Requirements » Take down each entry exactly as written.

-- Start --

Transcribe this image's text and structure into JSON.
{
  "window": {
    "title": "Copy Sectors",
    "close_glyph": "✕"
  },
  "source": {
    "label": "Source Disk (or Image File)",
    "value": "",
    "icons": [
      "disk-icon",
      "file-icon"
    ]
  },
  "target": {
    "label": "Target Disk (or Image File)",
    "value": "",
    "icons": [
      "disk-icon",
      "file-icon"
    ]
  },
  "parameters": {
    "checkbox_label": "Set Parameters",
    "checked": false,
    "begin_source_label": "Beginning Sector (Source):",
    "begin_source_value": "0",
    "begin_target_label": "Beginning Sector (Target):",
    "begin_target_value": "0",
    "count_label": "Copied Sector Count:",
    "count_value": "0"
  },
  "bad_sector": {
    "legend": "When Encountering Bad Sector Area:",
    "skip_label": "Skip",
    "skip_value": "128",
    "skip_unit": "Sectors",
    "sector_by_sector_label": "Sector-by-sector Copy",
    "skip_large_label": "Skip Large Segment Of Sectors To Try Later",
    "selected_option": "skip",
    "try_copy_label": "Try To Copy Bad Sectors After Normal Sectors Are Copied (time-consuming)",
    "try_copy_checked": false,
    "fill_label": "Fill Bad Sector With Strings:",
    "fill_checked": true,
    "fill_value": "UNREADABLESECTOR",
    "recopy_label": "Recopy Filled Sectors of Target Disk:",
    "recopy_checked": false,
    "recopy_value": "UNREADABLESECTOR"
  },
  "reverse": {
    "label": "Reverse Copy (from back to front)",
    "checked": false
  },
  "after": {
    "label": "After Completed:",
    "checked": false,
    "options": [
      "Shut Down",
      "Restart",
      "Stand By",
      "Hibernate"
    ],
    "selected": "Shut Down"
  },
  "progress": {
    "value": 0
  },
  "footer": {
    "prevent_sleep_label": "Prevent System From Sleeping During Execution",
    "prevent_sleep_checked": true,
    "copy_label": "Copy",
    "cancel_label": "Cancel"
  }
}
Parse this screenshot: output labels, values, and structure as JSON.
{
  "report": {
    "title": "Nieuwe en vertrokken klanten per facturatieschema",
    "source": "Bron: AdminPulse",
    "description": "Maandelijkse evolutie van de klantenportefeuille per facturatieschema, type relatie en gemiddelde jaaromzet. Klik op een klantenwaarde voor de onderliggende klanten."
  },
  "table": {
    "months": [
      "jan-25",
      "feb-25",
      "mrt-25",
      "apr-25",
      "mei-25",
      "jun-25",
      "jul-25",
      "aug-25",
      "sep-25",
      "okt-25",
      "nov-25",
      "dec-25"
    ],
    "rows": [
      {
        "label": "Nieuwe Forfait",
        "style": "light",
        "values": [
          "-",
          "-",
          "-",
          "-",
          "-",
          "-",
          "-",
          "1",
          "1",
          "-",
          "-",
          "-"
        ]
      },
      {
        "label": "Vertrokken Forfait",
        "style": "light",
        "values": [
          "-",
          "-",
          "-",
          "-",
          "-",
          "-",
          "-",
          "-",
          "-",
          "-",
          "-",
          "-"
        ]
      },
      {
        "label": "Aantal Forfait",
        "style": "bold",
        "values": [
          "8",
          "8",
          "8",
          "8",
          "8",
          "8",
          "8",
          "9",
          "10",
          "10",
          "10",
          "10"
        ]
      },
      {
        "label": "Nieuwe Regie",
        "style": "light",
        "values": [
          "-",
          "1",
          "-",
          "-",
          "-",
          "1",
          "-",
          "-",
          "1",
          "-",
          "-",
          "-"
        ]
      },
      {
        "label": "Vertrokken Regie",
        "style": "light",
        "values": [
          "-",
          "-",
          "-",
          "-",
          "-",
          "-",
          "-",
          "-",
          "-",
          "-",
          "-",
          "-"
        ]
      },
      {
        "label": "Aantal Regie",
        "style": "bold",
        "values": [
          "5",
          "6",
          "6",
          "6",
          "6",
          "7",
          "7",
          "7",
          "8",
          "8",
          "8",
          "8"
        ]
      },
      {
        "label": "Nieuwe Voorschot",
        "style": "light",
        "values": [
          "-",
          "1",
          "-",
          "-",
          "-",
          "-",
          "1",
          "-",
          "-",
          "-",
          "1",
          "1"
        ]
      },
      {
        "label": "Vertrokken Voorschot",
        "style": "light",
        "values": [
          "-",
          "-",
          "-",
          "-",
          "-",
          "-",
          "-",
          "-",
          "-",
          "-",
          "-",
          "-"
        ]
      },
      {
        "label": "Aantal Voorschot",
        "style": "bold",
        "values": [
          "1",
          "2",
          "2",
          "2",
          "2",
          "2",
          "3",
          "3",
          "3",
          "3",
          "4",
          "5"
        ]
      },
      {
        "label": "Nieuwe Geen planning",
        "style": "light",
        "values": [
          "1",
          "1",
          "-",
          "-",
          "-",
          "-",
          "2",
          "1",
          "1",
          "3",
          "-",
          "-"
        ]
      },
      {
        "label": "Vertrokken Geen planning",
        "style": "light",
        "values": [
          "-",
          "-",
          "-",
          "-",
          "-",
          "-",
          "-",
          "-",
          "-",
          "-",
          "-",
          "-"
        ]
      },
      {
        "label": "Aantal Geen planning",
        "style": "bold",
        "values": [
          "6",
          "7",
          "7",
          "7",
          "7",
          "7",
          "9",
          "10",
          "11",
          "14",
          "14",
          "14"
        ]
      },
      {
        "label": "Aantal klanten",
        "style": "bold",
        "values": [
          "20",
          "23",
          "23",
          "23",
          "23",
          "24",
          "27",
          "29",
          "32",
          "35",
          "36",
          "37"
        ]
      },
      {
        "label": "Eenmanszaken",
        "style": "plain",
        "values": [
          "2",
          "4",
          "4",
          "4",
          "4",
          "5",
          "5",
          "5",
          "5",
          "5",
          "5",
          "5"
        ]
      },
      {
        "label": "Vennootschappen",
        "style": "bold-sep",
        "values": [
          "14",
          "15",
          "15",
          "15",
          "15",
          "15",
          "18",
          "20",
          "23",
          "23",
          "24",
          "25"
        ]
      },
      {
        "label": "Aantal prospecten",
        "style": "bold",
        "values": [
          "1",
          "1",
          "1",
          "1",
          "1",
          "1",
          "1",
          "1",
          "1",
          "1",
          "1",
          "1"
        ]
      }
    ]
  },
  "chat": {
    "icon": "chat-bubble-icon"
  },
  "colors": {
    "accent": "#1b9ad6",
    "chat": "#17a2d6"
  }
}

-- End --

Final result »
Transcribe this image's text and structure into JSON.
{
  "window": {
    "title": "Copy Sectors",
    "close_glyph": "✕"
  },
  "source": {
    "label": "Source Disk (or Image File)",
    "value": "",
    "icons": [
      "disk-icon",
      "file-icon"
    ]
  },
  "target": {
    "label": "Target Disk (or Image File)",
    "value": "",
    "icons": [
      "disk-icon",
      "file-icon"
    ]
  },
  "parameters": {
    "checkbox_label": "Set Parameters",
    "checked": false,
    "begin_source_label": "Beginning Sector (Source):",
    "begin_source_value": "0",
    "begin_target_label": "Beginning Sector (Target):",
    "begin_target_value": "0",
    "count_label": "Copied Sector Count:",
    "count_value": "0"
  },
  "bad_sector": {
    "legend": "When Encountering Bad Sector Area:",
    "skip_label": "Skip",
    "skip_value": "128",
    "skip_unit": "Sectors",
    "sector_by_sector_label": "Sector-by-sector Copy",
    "skip_large_label": "Skip Large Segment Of Sectors To Try Later",
    "selected_option": "skip",
    "try_copy_label": "Try To Copy Bad Sectors After Normal Sectors Are Copied (time-consuming)",
    "try_copy_checked": false,
    "fill_label": "Fill Bad Sector With Strings:",
    "fill_checked": true,
    "fill_value": "UNREADABLESECTOR",
    "recopy_label": "Recopy Filled Sectors of Target Disk:",
    "recopy_checked": false,
    "recopy_value": "UNREADABLESECTOR"
  },
  "reverse": {
    "label": "Reverse Copy (from back to front)",
    "checked": false
  },
  "after": {
    "label": "After Completed:",
    "checked": false,
    "options": [
      "Shut Down",
      "Restart",
      "Stand By",
      "Hibernate"
    ],
    "selected": "Shut Down"
  },
  "progress": {
    "value": 0
  },
  "footer": {
    "prevent_sleep_label": "Prevent System From Sleeping During Execution",
    "prevent_sleep_checked": true,
    "copy_label": "Copy",
    "cancel_label": "Cancel"
  }
}
Parse this screenshot: output labels, values, and structure as JSON.
{
  "report": {
    "title": "Nieuwe en vertrokken klanten per facturatieschema",
    "source": "Bron: AdminPulse",
    "description": "Maandelijkse evolutie van de klantenportefeuille per facturatieschema, type relatie en gemiddelde jaaromzet. Klik op een klantenwaarde voor de onderliggende klanten."
  },
  "table": {
    "months": [
      "jan-25",
      "feb-25",
      "mrt-25",
      "apr-25",
      "mei-25",
      "jun-25",
      "jul-25",
      "aug-25",
      "sep-25",
      "okt-25",
      "nov-25",
      "dec-25"
    ],
    "rows": [
      {
        "label": "Nieuwe Forfait",
        "style": "light",
        "values": [
          "-",
          "-",
          "-",
          "-",
          "-",
          "-",
          "-",
          "1",
          "1",
          "-",
          "-",
          "-"
        ]
      },
      {
        "label": "Vertrokken Forfait",
        "style": "light",
        "values": [
          "-",
          "-",
          "-",
          "-",
          "-",
          "-",
          "-",
          "-",
          "-",
          "-",
          "-",
          "-"
        ]
      },
      {
        "label": "Aantal Forfait",
        "style": "bold",
        "values": [
          "8",
          "8",
          "8",
          "8",
          "8",
          "8",
          "8",
          "9",
          "10",
          "10",
          "10",
          "10"
        ]
      },
      {
        "label": "Nieuwe Regie",
        "style": "light",
        "values": [
          "-",
          "1",
          "-",
          "-",
          "-",
          "1",
          "-",
          "-",
          "1",
          "-",
          "-",
          "-"
        ]
      },
      {
        "label": "Vertrokken Regie",
        "style": "light",
        "values": [
          "-",
          "-",
          "-",
          "-",
          "-",
          "-",
          "-",
          "-",
          "-",
          "-",
          "-",
          "-"
        ]
      },
      {
        "label": "Aantal Regie",
        "style": "bold",
        "values": [
          "5",
          "6",
          "6",
          "6",
          "6",
          "7",
          "7",
          "7",
          "8",
          "8",
          "8",
          "8"
        ]
      },
      {
        "label": "Nieuwe Voorschot",
        "style": "light",
        "values": [
          "-",
          "1",
          "-",
          "-",
          "-",
          "-",
          "1",
          "-",
          "-",
          "-",
          "1",
          "1"
        ]
      },
      {
        "label": "Vertrokken Voorschot",
        "style": "light",
        "values": [
          "-",
          "-",
          "-",
          "-",
          "-",
          "-",
          "-",
          "-",
          "-",
          "-",
          "-",
          "-"
        ]
      },
      {
        "label": "Aantal Voorschot",
        "style": "bold",
        "values": [
          "1",
          "2",
          "2",
          "2",
          "2",
          "2",
          "3",
          "3",
          "3",
          "3",
          "4",
          "5"
        ]
      },
      {
        "label": "Nieuwe Geen planning",
        "style": "light",
        "values": [
          "1",
          "1",
          "-",
          "-",
          "-",
          "-",
          "2",
          "1",
          "1",
          "3",
          "-",
          "-"
        ]
      },
      {
        "label": "Vertrokken Geen planning",
        "style": "light",
        "values": [
          "-",
          "-",
          "-",
          "-",
          "-",
          "-",
          "-",
          "-",
          "-",
          "-",
          "-",
          "-"
        ]
      },
      {
        "label": "Aantal Geen planning",
        "style": "bold",
        "values": [
          "6",
          "7",
          "7",
          "7",
          "7",
          "7",
          "9",
          "10",
          "11",
          "14",
          "14",
          "14"
        ]
      },
      {
        "label": "Aantal klanten",
        "style": "bold",
        "values": [
          "20",
          "23",
          "23",
          "23",
          "23",
          "24",
          "27",
          "29",
          "32",
          "35",
          "36",
          "37"
        ]
      },
      {
        "label": "Eenmanszaken",
        "style": "plain",
        "values": [
          "2",
          "4",
          "4",
          "4",
          "4",
          "5",
          "5",
          "5",
          "5",
          "5",
          "5",
          "5"
        ]
      },
      {
        "label": "Vennootschappen",
        "style": "bold-sep",
        "values": [
          "14",
          "15",
          "15",
          "15",
          "15",
          "15",
          "18",
          "20",
          "23",
          "23",
          "24",
          "25"
        ]
      },
      {
        "label": "Aantal prospecten",
        "style": "bold",
        "values": [
          "1",
          "1",
          "1",
          "1",
          "1",
          "1",
          "1",
          "1",
          "1",
          "1",
          "1",
          "1"
        ]
      }
    ]
  },
  "chat": {
    "icon": "chat-bubble-icon"
  },
  "colors": {
    "accent": "#1b9ad6",
    "chat": "#17a2d6"
  }
}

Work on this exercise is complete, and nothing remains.